◆ **Task instructions**: Go through the material below and copy each line where the word "วของผ" appears.

◆ **Dataset excerpts**:

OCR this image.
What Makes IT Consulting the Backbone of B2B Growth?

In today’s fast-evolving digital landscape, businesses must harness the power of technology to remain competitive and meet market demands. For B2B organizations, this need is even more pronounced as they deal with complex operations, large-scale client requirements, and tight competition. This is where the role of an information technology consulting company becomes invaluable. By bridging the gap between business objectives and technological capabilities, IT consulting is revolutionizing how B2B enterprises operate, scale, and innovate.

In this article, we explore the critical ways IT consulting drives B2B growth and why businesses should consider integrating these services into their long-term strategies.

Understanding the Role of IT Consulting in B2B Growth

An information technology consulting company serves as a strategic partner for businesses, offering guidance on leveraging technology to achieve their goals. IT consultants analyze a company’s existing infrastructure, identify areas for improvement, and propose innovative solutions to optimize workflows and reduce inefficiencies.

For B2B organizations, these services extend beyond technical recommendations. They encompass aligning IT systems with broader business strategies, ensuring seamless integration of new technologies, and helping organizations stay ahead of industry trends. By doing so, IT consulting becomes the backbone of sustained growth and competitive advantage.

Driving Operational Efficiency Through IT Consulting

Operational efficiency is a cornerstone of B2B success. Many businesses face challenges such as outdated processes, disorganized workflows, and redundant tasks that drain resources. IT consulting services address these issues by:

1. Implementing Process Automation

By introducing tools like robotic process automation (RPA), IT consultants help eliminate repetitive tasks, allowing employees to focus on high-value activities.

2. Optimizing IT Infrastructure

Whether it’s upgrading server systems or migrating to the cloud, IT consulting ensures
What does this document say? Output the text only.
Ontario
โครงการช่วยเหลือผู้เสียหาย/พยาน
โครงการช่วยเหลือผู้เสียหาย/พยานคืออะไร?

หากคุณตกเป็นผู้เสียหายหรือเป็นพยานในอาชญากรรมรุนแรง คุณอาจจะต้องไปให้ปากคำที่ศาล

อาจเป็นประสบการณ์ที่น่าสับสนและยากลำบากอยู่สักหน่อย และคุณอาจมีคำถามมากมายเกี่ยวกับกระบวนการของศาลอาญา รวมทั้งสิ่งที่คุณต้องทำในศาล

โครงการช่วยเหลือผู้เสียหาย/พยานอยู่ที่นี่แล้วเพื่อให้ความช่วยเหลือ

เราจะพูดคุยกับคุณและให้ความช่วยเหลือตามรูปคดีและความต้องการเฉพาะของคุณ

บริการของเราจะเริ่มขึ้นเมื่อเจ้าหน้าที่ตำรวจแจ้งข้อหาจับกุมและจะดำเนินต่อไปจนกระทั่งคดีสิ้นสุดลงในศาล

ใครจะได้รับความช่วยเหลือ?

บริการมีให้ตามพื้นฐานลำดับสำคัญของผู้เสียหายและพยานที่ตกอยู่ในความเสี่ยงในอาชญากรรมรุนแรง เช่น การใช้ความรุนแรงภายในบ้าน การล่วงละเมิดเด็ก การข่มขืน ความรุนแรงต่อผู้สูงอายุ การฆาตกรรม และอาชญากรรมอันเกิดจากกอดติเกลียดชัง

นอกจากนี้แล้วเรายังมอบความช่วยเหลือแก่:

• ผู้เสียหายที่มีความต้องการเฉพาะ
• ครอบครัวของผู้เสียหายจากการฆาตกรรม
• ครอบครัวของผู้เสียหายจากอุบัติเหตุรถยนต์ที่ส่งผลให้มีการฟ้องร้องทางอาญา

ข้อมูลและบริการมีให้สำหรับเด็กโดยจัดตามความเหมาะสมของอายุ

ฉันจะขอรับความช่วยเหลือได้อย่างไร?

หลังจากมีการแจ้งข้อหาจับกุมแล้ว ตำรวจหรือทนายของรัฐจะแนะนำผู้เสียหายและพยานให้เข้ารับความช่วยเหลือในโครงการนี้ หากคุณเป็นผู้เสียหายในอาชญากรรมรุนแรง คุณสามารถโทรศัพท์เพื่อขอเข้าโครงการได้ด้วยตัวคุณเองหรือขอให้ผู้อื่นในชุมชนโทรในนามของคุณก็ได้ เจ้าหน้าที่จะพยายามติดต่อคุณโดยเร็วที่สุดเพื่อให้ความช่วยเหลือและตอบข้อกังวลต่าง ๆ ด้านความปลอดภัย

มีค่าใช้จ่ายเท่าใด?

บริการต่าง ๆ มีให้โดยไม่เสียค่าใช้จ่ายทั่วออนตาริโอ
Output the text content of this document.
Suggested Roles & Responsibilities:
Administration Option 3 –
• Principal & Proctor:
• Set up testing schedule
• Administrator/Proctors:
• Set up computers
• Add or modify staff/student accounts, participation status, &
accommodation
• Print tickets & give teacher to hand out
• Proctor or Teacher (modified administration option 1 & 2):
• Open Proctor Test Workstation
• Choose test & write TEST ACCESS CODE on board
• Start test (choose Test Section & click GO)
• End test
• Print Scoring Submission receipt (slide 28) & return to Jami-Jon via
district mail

◆ **Reply**:
• ครอบครัวของผู้เสียหายจากการฆาตกรรม
• ครอบครัวของผู้เสียหายจากอุบัติเหตุรถยนต์ที่ส่งผลให้มีการฟ้องร้องทางอาญา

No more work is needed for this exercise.